Document extract ->
■ ■ ■

For cameras, a mirrorless or DSLR body works well via a T-ring adapter screwed directly into the telescope's focuser. Dedicated astronomy cameras — monochrome CMOS sensors from ZWO or Player One — offer higher frame rates for lucky imaging stacking, which is the preferred technique for sharpest results.
Timing Your Sessions for Best Results
Atmospheric seeing — the steadiness of air above you — is the primary variable controlling image quality. Early morning hours, roughly one to two hours after sunrise, often provide the most stable air before the ground heats up and creates convective turbulence. Midday sessions can yield surprisingly good results in winter at mid-latitudes when the ground is cold.
Space weather is also relevant. Monitor NOAA's Space Weather Prediction Center or apps like SpaceWeatherLive to identify when active sunspot groups are rotating into optimal disk-center positions. Sunspots near the limb appear foreshortened and less photogenic; those near the disk center show the full penumbra-umbra structure most clearly.
Camera Settings and Shooting Technique
Solar telescope photography requires short exposures — typically between 1/500s and 1/2000s — because the Sun is intensely bright even through a solar filter. Set your ISO to its base value (ISO 100 or ISO 200) to minimize noise. Shoot in RAW format to retain maximum dynamic range for post-processing.
Use your camera's live view mode and zoom to 10x magnification to achieve precise focus. A Bahtinov mask adapted for solar use can help, though the Sun's limb itself is an excellent focusing reference. Take burst sequences of 500 to 2,000 frames per target area. You will then stack the sharpest 10–20% of frames using free software such as AutoStakkert!3, which aligns and combines frames to cancel out atmospheric distortion.

■ ■ ■

Excerpted records ->
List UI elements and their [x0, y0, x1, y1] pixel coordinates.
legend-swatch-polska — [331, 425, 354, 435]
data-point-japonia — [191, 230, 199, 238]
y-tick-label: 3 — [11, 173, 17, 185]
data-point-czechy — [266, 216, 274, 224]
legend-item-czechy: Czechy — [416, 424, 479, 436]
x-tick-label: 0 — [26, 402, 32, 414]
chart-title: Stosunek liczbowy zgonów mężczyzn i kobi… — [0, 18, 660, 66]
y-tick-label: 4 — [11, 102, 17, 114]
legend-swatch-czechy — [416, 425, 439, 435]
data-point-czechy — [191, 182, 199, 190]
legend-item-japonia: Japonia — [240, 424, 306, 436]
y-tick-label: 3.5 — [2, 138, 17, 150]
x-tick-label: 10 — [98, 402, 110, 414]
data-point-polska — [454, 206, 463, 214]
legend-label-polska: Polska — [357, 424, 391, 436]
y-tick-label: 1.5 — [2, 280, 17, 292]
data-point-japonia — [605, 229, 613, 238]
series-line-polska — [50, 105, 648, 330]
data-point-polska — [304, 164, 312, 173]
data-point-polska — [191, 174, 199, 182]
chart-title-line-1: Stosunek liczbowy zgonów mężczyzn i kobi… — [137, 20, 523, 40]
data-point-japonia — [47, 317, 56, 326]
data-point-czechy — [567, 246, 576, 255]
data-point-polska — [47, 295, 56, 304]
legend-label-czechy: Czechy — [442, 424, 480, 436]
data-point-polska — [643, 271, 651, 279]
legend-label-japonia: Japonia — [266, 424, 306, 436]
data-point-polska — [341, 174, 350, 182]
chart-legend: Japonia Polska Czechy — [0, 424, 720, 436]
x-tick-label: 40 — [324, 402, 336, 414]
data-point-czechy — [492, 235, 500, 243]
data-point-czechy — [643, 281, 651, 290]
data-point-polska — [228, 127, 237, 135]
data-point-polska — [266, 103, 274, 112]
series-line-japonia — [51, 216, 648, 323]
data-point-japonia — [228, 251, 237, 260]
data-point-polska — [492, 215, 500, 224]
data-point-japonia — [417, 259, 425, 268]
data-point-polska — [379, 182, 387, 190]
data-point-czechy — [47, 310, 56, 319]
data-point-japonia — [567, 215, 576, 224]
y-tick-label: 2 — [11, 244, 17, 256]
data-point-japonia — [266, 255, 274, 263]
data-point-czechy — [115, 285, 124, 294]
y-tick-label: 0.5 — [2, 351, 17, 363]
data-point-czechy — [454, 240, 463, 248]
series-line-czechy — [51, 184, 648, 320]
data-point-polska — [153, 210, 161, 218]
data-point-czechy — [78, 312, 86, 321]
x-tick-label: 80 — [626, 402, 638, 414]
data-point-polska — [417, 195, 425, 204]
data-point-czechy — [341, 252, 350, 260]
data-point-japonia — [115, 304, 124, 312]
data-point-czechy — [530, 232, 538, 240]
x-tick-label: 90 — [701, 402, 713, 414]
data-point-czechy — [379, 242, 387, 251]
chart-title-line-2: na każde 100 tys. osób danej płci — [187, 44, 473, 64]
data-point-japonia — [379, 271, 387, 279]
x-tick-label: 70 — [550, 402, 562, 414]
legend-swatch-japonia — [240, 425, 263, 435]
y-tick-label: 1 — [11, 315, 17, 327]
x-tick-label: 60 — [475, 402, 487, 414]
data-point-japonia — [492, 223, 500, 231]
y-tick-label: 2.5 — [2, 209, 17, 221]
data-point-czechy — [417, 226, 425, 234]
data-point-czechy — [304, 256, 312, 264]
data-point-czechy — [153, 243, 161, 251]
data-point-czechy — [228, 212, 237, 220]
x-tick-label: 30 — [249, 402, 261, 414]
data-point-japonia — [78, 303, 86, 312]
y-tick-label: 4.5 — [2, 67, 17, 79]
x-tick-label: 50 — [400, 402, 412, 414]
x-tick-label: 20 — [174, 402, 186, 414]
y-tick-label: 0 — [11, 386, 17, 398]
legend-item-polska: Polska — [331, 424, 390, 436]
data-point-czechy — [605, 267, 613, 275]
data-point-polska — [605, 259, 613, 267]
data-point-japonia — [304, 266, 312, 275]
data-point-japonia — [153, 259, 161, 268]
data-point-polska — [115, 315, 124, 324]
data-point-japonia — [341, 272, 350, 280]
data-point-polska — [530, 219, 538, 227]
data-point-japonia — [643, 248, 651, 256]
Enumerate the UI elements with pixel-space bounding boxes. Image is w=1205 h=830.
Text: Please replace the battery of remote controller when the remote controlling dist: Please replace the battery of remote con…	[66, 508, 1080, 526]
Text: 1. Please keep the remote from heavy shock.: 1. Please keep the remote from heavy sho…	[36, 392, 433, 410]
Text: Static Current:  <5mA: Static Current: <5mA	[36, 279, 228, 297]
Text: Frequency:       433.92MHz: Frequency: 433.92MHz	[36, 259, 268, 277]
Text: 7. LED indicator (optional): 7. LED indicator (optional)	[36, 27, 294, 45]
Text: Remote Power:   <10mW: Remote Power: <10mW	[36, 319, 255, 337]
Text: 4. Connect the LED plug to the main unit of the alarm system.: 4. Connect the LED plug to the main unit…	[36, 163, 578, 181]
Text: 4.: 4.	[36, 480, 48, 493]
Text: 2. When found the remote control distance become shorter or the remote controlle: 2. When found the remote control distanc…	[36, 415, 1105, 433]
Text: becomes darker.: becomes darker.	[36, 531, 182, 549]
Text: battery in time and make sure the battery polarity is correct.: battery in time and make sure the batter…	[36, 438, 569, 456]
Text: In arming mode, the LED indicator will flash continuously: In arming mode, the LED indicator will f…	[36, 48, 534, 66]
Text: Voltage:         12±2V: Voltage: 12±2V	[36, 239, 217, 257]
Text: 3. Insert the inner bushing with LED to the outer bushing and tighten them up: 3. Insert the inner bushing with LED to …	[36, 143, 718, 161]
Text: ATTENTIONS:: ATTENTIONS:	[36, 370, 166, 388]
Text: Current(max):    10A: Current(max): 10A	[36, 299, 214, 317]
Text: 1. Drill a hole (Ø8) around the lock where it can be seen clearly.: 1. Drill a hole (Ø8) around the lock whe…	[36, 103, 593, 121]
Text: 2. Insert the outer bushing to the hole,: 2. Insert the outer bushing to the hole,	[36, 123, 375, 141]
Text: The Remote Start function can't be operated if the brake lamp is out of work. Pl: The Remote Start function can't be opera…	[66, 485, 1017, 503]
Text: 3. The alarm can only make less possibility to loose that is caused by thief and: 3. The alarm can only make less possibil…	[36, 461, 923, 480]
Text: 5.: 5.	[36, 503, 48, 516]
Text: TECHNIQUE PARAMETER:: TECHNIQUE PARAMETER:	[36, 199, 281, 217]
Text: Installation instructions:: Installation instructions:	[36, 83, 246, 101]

■ ■ ■

Exercise brief ->
Reproduce the solar photography text in full, word for word. None of the lines are needed here.

Answer to the problem ->
For cameras, a mirrorless or DSLR body works well via a T-ring adapter screwed directly into the telescope's focuser. Dedicated astronomy cameras — monochrome CMOS sensors from ZWO or Player One — offer higher frame rates for lucky imaging stacking, which is the preferred technique for sharpest results.
Timing Your Sessions for Best Results
Atmospheric seeing — the steadiness of air above you — is the primary variable controlling image quality. Early morning hours, roughly one to two hours after sunrise, often provide the most stable air before the ground heats up and creates convective turbulence. Midday sessions can yield surprisingly good results in winter at mid-latitudes when the ground is cold.
Space weather is also relevant. Monitor NOAA's Space Weather Prediction Center or apps like SpaceWeatherLive to identify when active sunspot groups are rotating into optimal disk-center positions. Sunspots near the limb appear foreshortened and less photogenic; those near the disk center show the full penumbra-umbra structure most clearly.
Camera Settings and Shooting Technique
Solar telescope photography requires short exposures — typically between 1/500s and 1/2000s — because the Sun is intensely bright even through a solar filter. Set your ISO to its base value (ISO 100 or ISO 200) to minimize noise. Shoot in RAW format to retain maximum dynamic range for post-processing.
Use your camera's live view mode and zoom to 10x magnification to achieve precise focus. A Bahtinov mask adapted for solar use can help, though the Sun's limb itself is an excellent focusing reference. Take burst sequences of 500 to 2,000 frames per target area. You will then stack the sharpest 10–20% of frames using free software such as AutoStakkert!3, which aligns and combines frames to cancel out atmospheric distortion.